=== SUPPLIED INFORMATION ===

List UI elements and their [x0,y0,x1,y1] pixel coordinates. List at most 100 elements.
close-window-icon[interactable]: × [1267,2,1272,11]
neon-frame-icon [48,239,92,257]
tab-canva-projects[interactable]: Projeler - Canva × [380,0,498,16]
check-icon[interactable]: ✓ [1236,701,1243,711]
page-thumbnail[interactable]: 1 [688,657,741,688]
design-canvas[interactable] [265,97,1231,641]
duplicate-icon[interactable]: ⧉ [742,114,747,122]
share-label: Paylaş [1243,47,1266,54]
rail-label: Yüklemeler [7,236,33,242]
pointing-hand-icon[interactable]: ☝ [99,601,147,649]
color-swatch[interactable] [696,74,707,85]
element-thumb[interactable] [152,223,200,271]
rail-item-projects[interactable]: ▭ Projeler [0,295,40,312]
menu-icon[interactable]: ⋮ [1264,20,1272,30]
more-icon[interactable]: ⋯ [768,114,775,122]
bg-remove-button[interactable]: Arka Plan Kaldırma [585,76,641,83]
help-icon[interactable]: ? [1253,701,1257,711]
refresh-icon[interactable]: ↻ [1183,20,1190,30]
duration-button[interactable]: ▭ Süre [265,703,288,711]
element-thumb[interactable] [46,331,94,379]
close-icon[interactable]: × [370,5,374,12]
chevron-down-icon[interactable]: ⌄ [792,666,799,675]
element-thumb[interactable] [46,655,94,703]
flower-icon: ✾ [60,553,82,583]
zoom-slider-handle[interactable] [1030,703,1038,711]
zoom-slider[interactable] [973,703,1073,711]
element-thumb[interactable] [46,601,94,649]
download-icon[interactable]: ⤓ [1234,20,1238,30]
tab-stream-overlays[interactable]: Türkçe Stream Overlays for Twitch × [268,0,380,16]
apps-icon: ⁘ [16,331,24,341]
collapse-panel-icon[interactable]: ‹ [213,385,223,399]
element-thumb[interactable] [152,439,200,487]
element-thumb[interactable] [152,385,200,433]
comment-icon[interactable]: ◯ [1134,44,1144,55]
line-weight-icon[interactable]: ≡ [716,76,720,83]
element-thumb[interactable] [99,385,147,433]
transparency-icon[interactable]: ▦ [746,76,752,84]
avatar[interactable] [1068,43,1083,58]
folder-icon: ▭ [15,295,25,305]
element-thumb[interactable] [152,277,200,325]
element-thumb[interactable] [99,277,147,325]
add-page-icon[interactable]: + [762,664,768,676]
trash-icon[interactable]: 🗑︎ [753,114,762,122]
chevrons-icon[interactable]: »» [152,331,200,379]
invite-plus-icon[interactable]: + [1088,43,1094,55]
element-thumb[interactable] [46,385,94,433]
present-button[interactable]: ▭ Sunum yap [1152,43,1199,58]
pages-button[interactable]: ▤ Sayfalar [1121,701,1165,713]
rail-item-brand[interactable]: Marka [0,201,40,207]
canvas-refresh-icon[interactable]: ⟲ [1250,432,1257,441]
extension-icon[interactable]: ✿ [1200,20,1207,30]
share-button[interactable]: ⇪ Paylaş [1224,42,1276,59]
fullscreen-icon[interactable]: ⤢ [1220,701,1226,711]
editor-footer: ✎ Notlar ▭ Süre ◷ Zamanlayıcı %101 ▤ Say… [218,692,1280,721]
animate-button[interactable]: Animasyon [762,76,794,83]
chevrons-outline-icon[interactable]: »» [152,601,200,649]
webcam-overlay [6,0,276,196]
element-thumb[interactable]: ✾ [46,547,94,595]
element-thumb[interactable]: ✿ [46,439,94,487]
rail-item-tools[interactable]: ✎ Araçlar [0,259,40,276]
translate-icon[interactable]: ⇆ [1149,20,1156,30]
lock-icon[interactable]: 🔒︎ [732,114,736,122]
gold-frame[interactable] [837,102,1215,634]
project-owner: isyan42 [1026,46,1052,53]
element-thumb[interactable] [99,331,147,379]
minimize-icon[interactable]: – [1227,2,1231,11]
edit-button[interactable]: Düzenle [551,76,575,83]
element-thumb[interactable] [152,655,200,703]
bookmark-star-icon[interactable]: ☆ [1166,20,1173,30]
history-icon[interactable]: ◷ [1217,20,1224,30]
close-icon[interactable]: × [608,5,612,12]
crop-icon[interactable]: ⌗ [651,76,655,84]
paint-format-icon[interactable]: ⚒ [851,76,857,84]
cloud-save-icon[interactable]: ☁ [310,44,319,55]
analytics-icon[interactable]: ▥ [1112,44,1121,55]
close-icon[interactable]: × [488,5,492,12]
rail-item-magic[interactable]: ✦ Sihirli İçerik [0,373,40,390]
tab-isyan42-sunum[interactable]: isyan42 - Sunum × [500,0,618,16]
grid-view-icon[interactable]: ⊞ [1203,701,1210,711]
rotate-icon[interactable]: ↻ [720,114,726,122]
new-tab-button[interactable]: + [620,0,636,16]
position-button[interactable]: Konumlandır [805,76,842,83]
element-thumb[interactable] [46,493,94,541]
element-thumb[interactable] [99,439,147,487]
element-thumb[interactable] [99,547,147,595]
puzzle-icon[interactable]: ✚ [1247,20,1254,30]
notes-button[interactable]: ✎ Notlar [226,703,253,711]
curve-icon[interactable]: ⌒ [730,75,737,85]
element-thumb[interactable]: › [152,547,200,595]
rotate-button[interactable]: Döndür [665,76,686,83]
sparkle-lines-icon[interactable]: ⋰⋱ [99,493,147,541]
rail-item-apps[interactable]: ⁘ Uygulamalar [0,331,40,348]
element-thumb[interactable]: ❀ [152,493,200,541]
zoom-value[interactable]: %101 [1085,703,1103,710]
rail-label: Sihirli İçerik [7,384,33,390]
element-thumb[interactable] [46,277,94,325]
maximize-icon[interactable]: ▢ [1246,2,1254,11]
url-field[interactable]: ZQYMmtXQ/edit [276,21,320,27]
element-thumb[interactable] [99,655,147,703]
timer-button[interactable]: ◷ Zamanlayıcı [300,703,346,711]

===

### SHORT PROBLEM
Pull out each line in the listing above that contains the string "İçerik".

### SOLUTION TO THIS PROBLEM
rail-item-magic[interactable]: ✦ Sihirli İçerik [0,373,40,390]
rail-label: Sihirli İçerik [7,384,33,390]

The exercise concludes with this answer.